▶ Record set:
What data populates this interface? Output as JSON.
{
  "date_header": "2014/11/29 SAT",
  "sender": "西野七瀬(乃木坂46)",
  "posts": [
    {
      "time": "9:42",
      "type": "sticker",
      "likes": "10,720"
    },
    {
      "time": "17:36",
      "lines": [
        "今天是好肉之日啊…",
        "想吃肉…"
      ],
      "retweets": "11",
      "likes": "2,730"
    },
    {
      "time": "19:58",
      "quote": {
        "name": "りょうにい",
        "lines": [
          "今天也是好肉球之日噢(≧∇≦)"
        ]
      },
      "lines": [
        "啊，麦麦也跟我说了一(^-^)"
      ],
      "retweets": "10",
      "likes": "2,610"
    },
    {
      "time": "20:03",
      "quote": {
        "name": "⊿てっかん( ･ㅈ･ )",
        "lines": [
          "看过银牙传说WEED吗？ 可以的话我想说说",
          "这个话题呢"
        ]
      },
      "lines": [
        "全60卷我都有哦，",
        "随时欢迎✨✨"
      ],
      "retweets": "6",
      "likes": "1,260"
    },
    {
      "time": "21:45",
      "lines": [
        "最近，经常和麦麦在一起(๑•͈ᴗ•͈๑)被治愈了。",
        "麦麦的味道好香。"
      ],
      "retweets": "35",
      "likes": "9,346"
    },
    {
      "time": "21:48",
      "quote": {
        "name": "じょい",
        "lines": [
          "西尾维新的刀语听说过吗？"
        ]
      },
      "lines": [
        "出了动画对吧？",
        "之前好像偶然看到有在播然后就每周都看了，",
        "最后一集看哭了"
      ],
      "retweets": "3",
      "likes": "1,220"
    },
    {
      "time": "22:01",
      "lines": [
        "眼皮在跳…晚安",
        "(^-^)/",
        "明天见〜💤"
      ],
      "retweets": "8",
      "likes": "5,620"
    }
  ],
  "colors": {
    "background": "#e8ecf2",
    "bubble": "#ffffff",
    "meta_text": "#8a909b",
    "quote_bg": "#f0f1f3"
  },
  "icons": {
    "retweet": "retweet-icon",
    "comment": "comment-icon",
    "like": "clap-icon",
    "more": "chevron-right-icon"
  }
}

▶ Do this: Go through the records and print each one exactly.

▶ Task solution:
What data populates this interface? Output as JSON.
{
  "date_header": "2014/11/29 SAT",
  "sender": "西野七瀬(乃木坂46)",
  "posts": [
    {
      "time": "9:42",
      "type": "sticker",
      "likes": "10,720"
    },
    {
      "time": "17:36",
      "lines": [
        "今天是好肉之日啊…",
        "想吃肉…"
      ],
      "retweets": "11",
      "likes": "2,730"
    },
    {
      "time": "19:58",
      "quote": {
        "name": "りょうにい",
        "lines": [
          "今天也是好肉球之日噢(≧∇≦)"
        ]
      },
      "lines": [
        "啊，麦麦也跟我说了一(^-^)"
      ],
      "retweets": "10",
      "likes": "2,610"
    },
    {
      "time": "20:03",
      "quote": {
        "name": "⊿てっかん( ･ㅈ･ )",
        "lines": [
          "看过银牙传说WEED吗？ 可以的话我想说说",
          "这个话题呢"
        ]
      },
      "lines": [
        "全60卷我都有哦，",
        "随时欢迎✨✨"
      ],
      "retweets": "6",
      "likes": "1,260"
    },
    {
      "time": "21:45",
      "lines": [
        "最近，经常和麦麦在一起(๑•͈ᴗ•͈๑)被治愈了。",
        "麦麦的味道好香。"
      ],
      "retweets": "35",
      "likes": "9,346"
    },
    {
      "time": "21:48",
      "quote": {
        "name": "じょい",
        "lines": [
          "西尾维新的刀语听说过吗？"
        ]
      },
      "lines": [
        "出了动画对吧？",
        "之前好像偶然看到有在播然后就每周都看了，",
        "最后一集看哭了"
      ],
      "retweets": "3",
      "likes": "1,220"
    },
    {
      "time": "22:01",
      "lines": [
        "眼皮在跳…晚安",
        "(^-^)/",
        "明天见〜💤"
      ],
      "retweets": "8",
      "likes": "5,620"
    }
  ],
  "colors": {
    "background": "#e8ecf2",
    "bubble": "#ffffff",
    "meta_text": "#8a909b",
    "quote_bg": "#f0f1f3"
  },
  "icons": {
    "retweet": "retweet-icon",
    "comment": "comment-icon",
    "like": "clap-icon",
    "more": "chevron-right-icon"
  }
}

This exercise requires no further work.